Do this | Restate the full listing word for word and leave the pictures out.

Data entries |
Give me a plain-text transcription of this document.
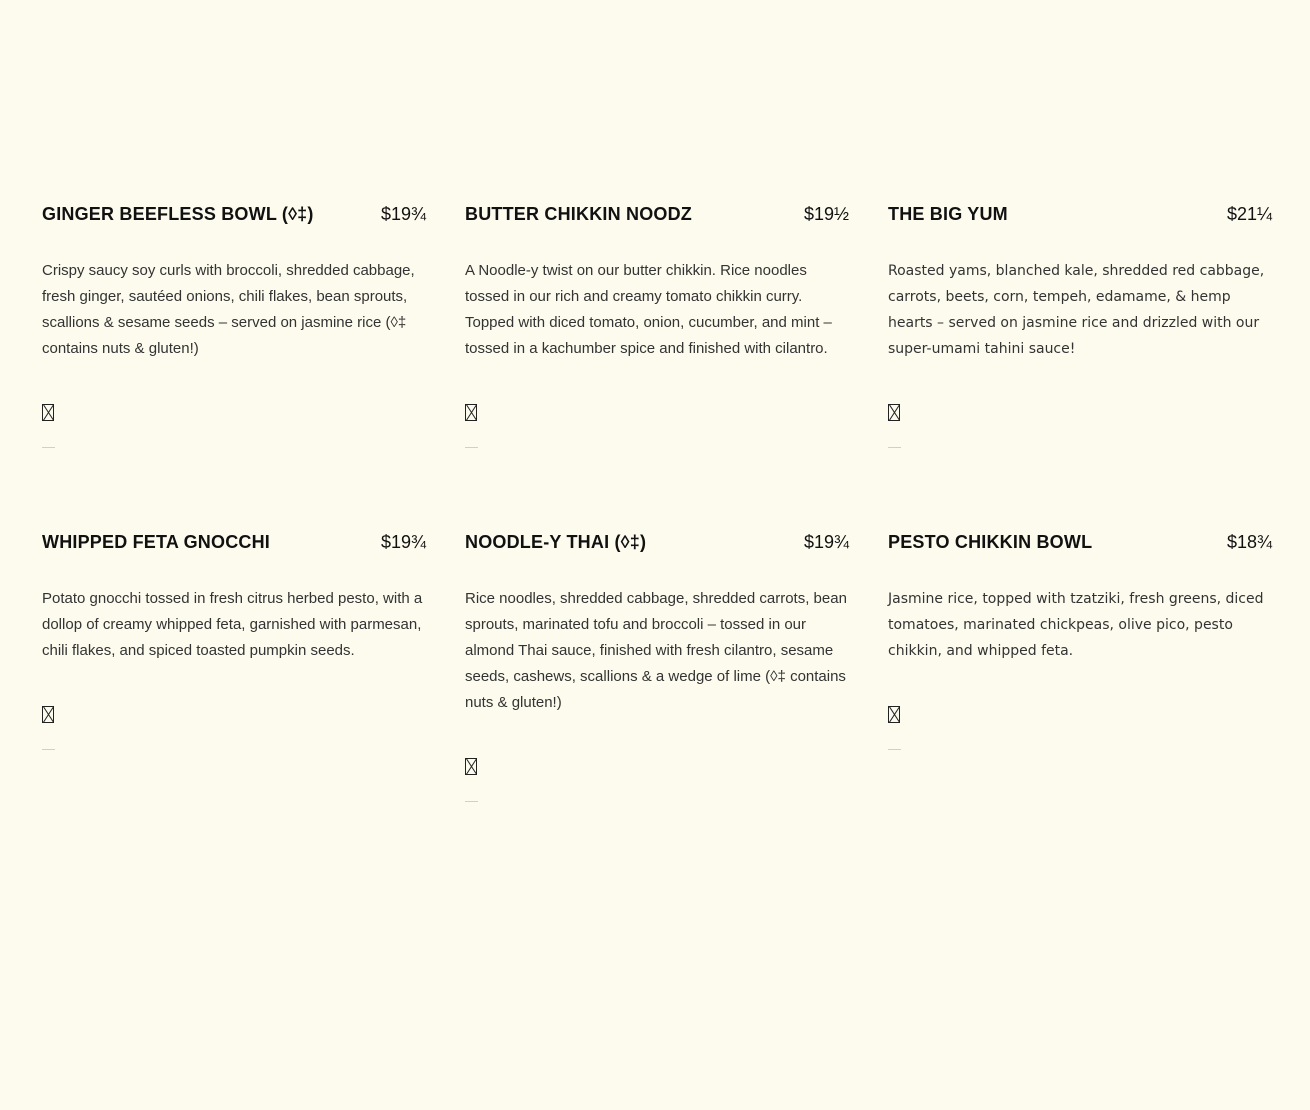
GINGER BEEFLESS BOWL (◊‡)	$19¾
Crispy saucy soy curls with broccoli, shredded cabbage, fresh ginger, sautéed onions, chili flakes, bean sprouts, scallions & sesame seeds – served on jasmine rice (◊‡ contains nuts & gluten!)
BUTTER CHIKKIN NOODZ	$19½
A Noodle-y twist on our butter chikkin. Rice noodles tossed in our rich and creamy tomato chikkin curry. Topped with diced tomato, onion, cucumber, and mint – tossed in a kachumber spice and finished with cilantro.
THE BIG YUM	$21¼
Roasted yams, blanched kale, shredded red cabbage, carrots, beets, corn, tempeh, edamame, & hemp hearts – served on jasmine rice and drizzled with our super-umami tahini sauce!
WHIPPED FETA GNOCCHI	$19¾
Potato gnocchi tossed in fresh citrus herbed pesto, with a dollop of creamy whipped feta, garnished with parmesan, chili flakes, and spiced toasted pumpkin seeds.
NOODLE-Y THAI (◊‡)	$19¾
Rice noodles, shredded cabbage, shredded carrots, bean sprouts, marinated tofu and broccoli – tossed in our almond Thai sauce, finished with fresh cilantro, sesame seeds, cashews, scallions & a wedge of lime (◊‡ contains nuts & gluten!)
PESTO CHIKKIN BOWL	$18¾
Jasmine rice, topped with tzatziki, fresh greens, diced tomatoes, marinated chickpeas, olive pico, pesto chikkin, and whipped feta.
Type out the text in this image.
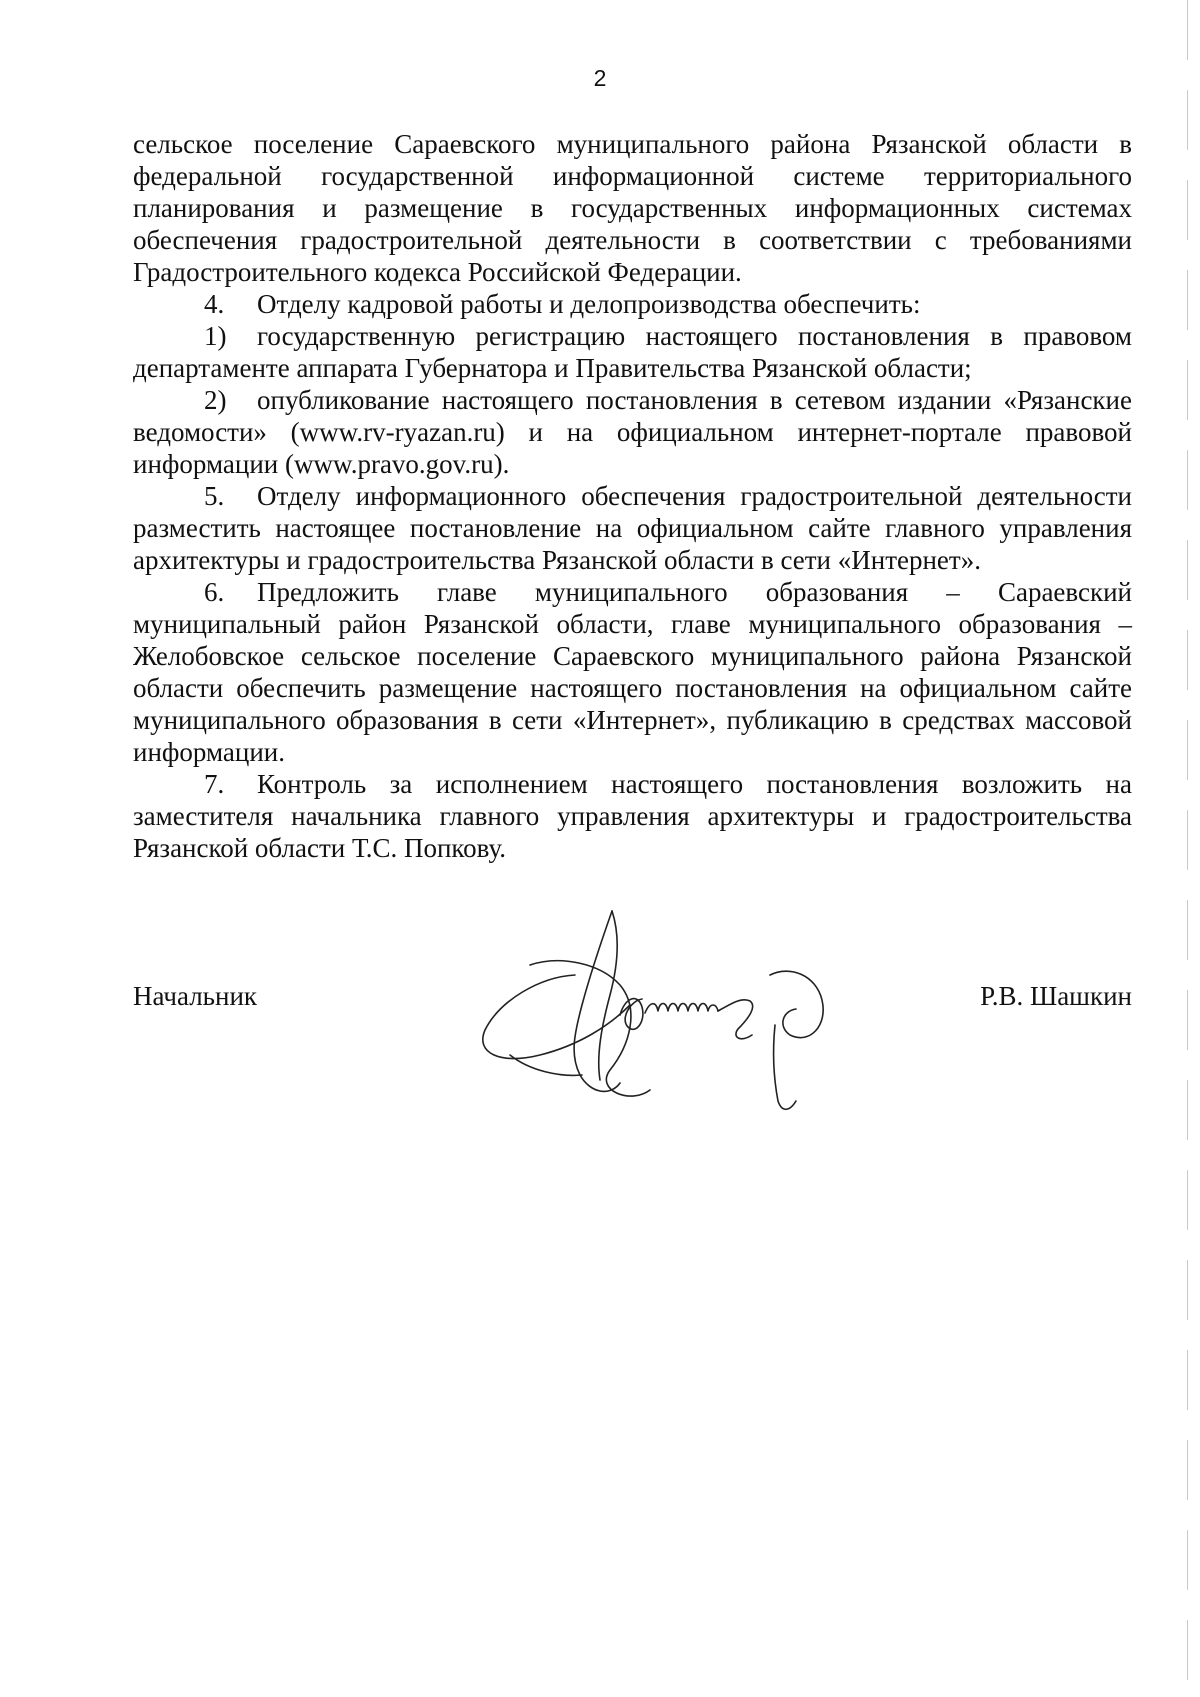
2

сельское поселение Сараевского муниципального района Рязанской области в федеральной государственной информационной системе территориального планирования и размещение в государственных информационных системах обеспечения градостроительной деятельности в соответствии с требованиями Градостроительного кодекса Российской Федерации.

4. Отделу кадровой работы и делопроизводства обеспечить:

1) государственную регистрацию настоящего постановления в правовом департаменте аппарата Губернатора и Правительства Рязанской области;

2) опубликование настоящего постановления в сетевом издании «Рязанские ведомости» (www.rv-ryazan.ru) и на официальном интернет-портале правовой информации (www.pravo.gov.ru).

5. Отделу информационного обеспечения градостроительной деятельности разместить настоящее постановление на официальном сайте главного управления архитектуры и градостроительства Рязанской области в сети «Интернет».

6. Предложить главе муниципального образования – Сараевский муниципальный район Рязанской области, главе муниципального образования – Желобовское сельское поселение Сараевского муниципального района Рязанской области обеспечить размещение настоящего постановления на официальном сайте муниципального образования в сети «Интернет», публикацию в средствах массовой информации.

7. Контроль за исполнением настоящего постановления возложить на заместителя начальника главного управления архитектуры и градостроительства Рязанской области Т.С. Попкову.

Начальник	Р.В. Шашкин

Right answer |
Give me a plain-text transcription of this document.
GINGER BEEFLESS BOWL (◊‡)	$19¾
Crispy saucy soy curls with broccoli, shredded cabbage, fresh ginger, sautéed onions, chili flakes, bean sprouts, scallions & sesame seeds – served on jasmine rice (◊‡ contains nuts & gluten!)
BUTTER CHIKKIN NOODZ	$19½
A Noodle-y twist on our butter chikkin. Rice noodles tossed in our rich and creamy tomato chikkin curry. Topped with diced tomato, onion, cucumber, and mint – tossed in a kachumber spice and finished with cilantro.
THE BIG YUM	$21¼
Roasted yams, blanched kale, shredded red cabbage, carrots, beets, corn, tempeh, edamame, & hemp hearts – served on jasmine rice and drizzled with our super-umami tahini sauce!
WHIPPED FETA GNOCCHI	$19¾
Potato gnocchi tossed in fresh citrus herbed pesto, with a dollop of creamy whipped feta, garnished with parmesan, chili flakes, and spiced toasted pumpkin seeds.
NOODLE-Y THAI (◊‡)	$19¾
Rice noodles, shredded cabbage, shredded carrots, bean sprouts, marinated tofu and broccoli – tossed in our almond Thai sauce, finished with fresh cilantro, sesame seeds, cashews, scallions & a wedge of lime (◊‡ contains nuts & gluten!)
PESTO CHIKKIN BOWL	$18¾
Jasmine rice, topped with tzatziki, fresh greens, diced tomatoes, marinated chickpeas, olive pico, pesto chikkin, and whipped feta.
Type out the text in this image.
2

сельское поселение Сараевского муниципального района Рязанской области в федеральной государственной информационной системе территориального планирования и размещение в государственных информационных системах обеспечения градостроительной деятельности в соответствии с требованиями Градостроительного кодекса Российской Федерации.

4. Отделу кадровой работы и делопроизводства обеспечить:

1) государственную регистрацию настоящего постановления в правовом департаменте аппарата Губернатора и Правительства Рязанской области;

2) опубликование настоящего постановления в сетевом издании «Рязанские ведомости» (www.rv-ryazan.ru) и на официальном интернет-портале правовой информации (www.pravo.gov.ru).

5. Отделу информационного обеспечения градостроительной деятельности разместить настоящее постановление на официальном сайте главного управления архитектуры и градостроительства Рязанской области в сети «Интернет».

6. Предложить главе муниципального образования – Сараевский муниципальный район Рязанской области, главе муниципального образования – Желобовское сельское поселение Сараевского муниципального района Рязанской области обеспечить размещение настоящего постановления на официальном сайте муниципального образования в сети «Интернет», публикацию в средствах массовой информации.

7. Контроль за исполнением настоящего постановления возложить на заместителя начальника главного управления архитектуры и градостроительства Рязанской области Т.С. Попкову.

Начальник	Р.В. Шашкин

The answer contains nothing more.